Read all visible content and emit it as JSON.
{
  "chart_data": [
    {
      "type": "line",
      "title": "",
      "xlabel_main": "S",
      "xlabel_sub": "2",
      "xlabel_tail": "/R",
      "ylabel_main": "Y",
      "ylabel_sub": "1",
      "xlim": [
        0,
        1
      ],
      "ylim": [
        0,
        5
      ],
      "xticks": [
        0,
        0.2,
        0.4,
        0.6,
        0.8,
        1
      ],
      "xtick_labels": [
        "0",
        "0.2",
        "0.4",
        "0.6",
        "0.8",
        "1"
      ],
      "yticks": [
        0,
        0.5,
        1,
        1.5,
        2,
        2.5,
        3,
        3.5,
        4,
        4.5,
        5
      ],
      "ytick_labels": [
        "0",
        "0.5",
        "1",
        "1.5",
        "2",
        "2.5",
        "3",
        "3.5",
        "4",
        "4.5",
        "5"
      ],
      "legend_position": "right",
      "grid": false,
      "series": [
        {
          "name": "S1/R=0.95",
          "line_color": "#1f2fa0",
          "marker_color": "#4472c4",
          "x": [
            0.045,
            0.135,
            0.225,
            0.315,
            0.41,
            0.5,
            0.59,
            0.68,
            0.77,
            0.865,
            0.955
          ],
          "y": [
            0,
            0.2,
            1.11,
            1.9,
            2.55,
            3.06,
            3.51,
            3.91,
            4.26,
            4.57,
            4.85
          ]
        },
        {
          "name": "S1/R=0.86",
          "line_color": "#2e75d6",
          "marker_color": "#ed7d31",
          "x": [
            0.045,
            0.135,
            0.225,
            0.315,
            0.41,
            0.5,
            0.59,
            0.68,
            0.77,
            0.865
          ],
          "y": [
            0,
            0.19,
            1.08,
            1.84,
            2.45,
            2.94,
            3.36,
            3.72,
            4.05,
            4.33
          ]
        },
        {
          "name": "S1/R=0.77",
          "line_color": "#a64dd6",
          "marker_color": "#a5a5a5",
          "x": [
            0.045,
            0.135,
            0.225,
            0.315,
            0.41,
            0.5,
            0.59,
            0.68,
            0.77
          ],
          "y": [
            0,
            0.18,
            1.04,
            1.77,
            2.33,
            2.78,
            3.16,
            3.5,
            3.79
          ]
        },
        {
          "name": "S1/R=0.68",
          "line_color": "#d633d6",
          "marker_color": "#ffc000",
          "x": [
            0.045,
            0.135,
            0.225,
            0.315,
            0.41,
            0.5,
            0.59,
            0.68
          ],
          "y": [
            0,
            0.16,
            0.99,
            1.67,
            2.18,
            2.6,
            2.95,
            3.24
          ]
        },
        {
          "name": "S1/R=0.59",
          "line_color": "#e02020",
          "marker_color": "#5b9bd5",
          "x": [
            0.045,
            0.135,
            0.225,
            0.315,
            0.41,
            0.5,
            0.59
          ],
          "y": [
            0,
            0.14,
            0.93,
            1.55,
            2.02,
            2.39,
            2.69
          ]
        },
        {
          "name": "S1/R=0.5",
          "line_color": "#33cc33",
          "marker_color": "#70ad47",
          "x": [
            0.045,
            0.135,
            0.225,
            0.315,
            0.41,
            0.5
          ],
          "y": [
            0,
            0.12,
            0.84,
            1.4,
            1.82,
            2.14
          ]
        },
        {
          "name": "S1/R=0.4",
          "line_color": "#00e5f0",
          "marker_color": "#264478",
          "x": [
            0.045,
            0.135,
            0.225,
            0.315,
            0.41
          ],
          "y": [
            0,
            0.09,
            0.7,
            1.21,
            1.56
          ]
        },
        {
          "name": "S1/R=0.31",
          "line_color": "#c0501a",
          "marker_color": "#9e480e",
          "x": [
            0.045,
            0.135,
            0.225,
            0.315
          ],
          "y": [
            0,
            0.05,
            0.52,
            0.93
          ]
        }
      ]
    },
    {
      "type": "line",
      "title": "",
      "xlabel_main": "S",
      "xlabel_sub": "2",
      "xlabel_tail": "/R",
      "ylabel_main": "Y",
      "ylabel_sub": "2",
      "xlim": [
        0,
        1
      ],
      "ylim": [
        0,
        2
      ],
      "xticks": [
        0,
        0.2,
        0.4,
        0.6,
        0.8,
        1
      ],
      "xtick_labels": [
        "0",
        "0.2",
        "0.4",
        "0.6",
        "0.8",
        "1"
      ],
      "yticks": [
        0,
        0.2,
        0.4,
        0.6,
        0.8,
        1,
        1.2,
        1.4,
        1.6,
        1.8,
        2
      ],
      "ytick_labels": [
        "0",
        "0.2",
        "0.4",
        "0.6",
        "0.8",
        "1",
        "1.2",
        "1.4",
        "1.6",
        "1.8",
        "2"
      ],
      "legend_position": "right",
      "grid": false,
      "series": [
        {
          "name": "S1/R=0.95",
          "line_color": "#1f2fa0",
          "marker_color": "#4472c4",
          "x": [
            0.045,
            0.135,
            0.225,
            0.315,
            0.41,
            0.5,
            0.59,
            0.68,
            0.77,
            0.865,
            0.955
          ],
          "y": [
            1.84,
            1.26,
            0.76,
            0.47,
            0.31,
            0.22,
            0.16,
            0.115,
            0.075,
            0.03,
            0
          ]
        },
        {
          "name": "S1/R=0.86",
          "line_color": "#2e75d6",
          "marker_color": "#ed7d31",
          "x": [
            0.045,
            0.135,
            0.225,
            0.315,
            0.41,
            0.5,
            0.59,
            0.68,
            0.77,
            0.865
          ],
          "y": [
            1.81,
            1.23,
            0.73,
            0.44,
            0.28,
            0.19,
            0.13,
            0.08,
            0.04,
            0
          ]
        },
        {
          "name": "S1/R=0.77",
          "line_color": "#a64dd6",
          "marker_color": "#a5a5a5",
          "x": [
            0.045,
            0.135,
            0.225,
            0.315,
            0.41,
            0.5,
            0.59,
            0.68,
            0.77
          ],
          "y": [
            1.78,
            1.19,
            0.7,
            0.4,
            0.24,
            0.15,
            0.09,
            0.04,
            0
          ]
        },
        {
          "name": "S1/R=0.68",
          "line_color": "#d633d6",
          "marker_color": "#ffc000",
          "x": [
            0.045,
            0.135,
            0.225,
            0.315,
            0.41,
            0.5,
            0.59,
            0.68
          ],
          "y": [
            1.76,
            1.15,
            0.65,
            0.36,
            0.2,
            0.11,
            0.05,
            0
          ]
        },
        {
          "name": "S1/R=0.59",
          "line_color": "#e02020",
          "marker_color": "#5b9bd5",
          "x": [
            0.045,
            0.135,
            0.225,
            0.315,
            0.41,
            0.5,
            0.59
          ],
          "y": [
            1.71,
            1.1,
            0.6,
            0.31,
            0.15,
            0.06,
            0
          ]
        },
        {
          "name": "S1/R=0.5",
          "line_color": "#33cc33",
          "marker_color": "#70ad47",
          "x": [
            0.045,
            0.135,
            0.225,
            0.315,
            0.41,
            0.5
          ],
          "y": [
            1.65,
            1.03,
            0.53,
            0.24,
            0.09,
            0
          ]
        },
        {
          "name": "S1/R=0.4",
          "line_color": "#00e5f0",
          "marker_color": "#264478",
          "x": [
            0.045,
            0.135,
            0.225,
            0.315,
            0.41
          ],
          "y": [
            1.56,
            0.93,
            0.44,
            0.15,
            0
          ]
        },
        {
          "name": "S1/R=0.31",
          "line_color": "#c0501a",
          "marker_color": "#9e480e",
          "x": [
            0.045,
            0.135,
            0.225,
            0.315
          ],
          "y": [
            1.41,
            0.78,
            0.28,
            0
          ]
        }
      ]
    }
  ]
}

☆ ☆ ☆

▸ Required work
Give the entries again in full, exactly as they are written.

▸ Reply
Read all visible content and emit it as JSON.
{
  "chart_data": [
    {
      "type": "line",
      "title": "",
      "xlabel_main": "S",
      "xlabel_sub": "2",
      "xlabel_tail": "/R",
      "ylabel_main": "Y",
      "ylabel_sub": "1",
      "xlim": [
        0,
        1
      ],
      "ylim": [
        0,
        5
      ],
      "xticks": [
        0,
        0.2,
        0.4,
        0.6,
        0.8,
        1
      ],
      "xtick_labels": [
        "0",
        "0.2",
        "0.4",
        "0.6",
        "0.8",
        "1"
      ],
      "yticks": [
        0,
        0.5,
        1,
        1.5,
        2,
        2.5,
        3,
        3.5,
        4,
        4.5,
        5
      ],
      "ytick_labels": [
        "0",
        "0.5",
        "1",
        "1.5",
        "2",
        "2.5",
        "3",
        "3.5",
        "4",
        "4.5",
        "5"
      ],
      "legend_position": "right",
      "grid": false,
      "series": [
        {
          "name": "S1/R=0.95",
          "line_color": "#1f2fa0",
          "marker_color": "#4472c4",
          "x": [
            0.045,
            0.135,
            0.225,
            0.315,
            0.41,
            0.5,
            0.59,
            0.68,
            0.77,
            0.865,
            0.955
          ],
          "y": [
            0,
            0.2,
            1.11,
            1.9,
            2.55,
            3.06,
            3.51,
            3.91,
            4.26,
            4.57,
            4.85
          ]
        },
        {
          "name": "S1/R=0.86",
          "line_color": "#2e75d6",
          "marker_color": "#ed7d31",
          "x": [
            0.045,
            0.135,
            0.225,
            0.315,
            0.41,
            0.5,
            0.59,
            0.68,
            0.77,
            0.865
          ],
          "y": [
            0,
            0.19,
            1.08,
            1.84,
            2.45,
            2.94,
            3.36,
            3.72,
            4.05,
            4.33
          ]
        },
        {
          "name": "S1/R=0.77",
          "line_color": "#a64dd6",
          "marker_color": "#a5a5a5",
          "x": [
            0.045,
            0.135,
            0.225,
            0.315,
            0.41,
            0.5,
            0.59,
            0.68,
            0.77
          ],
          "y": [
            0,
            0.18,
            1.04,
            1.77,
            2.33,
            2.78,
            3.16,
            3.5,
            3.79
          ]
        },
        {
          "name": "S1/R=0.68",
          "line_color": "#d633d6",
          "marker_color": "#ffc000",
          "x": [
            0.045,
            0.135,
            0.225,
            0.315,
            0.41,
            0.5,
            0.59,
            0.68
          ],
          "y": [
            0,
            0.16,
            0.99,
            1.67,
            2.18,
            2.6,
            2.95,
            3.24
          ]
        },
        {
          "name": "S1/R=0.59",
          "line_color": "#e02020",
          "marker_color": "#5b9bd5",
          "x": [
            0.045,
            0.135,
            0.225,
            0.315,
            0.41,
            0.5,
            0.59
          ],
          "y": [
            0,
            0.14,
            0.93,
            1.55,
            2.02,
            2.39,
            2.69
          ]
        },
        {
          "name": "S1/R=0.5",
          "line_color": "#33cc33",
          "marker_color": "#70ad47",
          "x": [
            0.045,
            0.135,
            0.225,
            0.315,
            0.41,
            0.5
          ],
          "y": [
            0,
            0.12,
            0.84,
            1.4,
            1.82,
            2.14
          ]
        },
        {
          "name": "S1/R=0.4",
          "line_color": "#00e5f0",
          "marker_color": "#264478",
          "x": [
            0.045,
            0.135,
            0.225,
            0.315,
            0.41
          ],
          "y": [
            0,
            0.09,
            0.7,
            1.21,
            1.56
          ]
        },
        {
          "name": "S1/R=0.31",
          "line_color": "#c0501a",
          "marker_color": "#9e480e",
          "x": [
            0.045,
            0.135,
            0.225,
            0.315
          ],
          "y": [
            0,
            0.05,
            0.52,
            0.93
          ]
        }
      ]
    },
    {
      "type": "line",
      "title": "",
      "xlabel_main": "S",
      "xlabel_sub": "2",
      "xlabel_tail": "/R",
      "ylabel_main": "Y",
      "ylabel_sub": "2",
      "xlim": [
        0,
        1
      ],
      "ylim": [
        0,
        2
      ],
      "xticks": [
        0,
        0.2,
        0.4,
        0.6,
        0.8,
        1
      ],
      "xtick_labels": [
        "0",
        "0.2",
        "0.4",
        "0.6",
        "0.8",
        "1"
      ],
      "yticks": [
        0,
        0.2,
        0.4,
        0.6,
        0.8,
        1,
        1.2,
        1.4,
        1.6,
        1.8,
        2
      ],
      "ytick_labels": [
        "0",
        "0.2",
        "0.4",
        "0.6",
        "0.8",
        "1",
        "1.2",
        "1.4",
        "1.6",
        "1.8",
        "2"
      ],
      "legend_position": "right",
      "grid": false,
      "series": [
        {
          "name": "S1/R=0.95",
          "line_color": "#1f2fa0",
          "marker_color": "#4472c4",
          "x": [
            0.045,
            0.135,
            0.225,
            0.315,
            0.41,
            0.5,
            0.59,
            0.68,
            0.77,
            0.865,
            0.955
          ],
          "y": [
            1.84,
            1.26,
            0.76,
            0.47,
            0.31,
            0.22,
            0.16,
            0.115,
            0.075,
            0.03,
            0
          ]
        },
        {
          "name": "S1/R=0.86",
          "line_color": "#2e75d6",
          "marker_color": "#ed7d31",
          "x": [
            0.045,
            0.135,
            0.225,
            0.315,
            0.41,
            0.5,
            0.59,
            0.68,
            0.77,
            0.865
          ],
          "y": [
            1.81,
            1.23,
            0.73,
            0.44,
            0.28,
            0.19,
            0.13,
            0.08,
            0.04,
            0
          ]
        },
        {
          "name": "S1/R=0.77",
          "line_color": "#a64dd6",
          "marker_color": "#a5a5a5",
          "x": [
            0.045,
            0.135,
            0.225,
            0.315,
            0.41,
            0.5,
            0.59,
            0.68,
            0.77
          ],
          "y": [
            1.78,
            1.19,
            0.7,
            0.4,
            0.24,
            0.15,
            0.09,
            0.04,
            0
          ]
        },
        {
          "name": "S1/R=0.68",
          "line_color": "#d633d6",
          "marker_color": "#ffc000",
          "x": [
            0.045,
            0.135,
            0.225,
            0.315,
            0.41,
            0.5,
            0.59,
            0.68
          ],
          "y": [
            1.76,
            1.15,
            0.65,
            0.36,
            0.2,
            0.11,
            0.05,
            0
          ]
        },
        {
          "name": "S1/R=0.59",
          "line_color": "#e02020",
          "marker_color": "#5b9bd5",
          "x": [
            0.045,
            0.135,
            0.225,
            0.315,
            0.41,
            0.5,
            0.59
          ],
          "y": [
            1.71,
            1.1,
            0.6,
            0.31,
            0.15,
            0.06,
            0
          ]
        },
        {
          "name": "S1/R=0.5",
          "line_color": "#33cc33",
          "marker_color": "#70ad47",
          "x": [
            0.045,
            0.135,
            0.225,
            0.315,
            0.41,
            0.5
          ],
          "y": [
            1.65,
            1.03,
            0.53,
            0.24,
            0.09,
            0
          ]
        },
        {
          "name": "S1/R=0.4",
          "line_color": "#00e5f0",
          "marker_color": "#264478",
          "x": [
            0.045,
            0.135,
            0.225,
            0.315,
            0.41
          ],
          "y": [
            1.56,
            0.93,
            0.44,
            0.15,
            0
          ]
        },
        {
          "name": "S1/R=0.31",
          "line_color": "#c0501a",
          "marker_color": "#9e480e",
          "x": [
            0.045,
            0.135,
            0.225,
            0.315
          ],
          "y": [
            1.41,
            0.78,
            0.28,
            0
          ]
        }
      ]
    }
  ]
}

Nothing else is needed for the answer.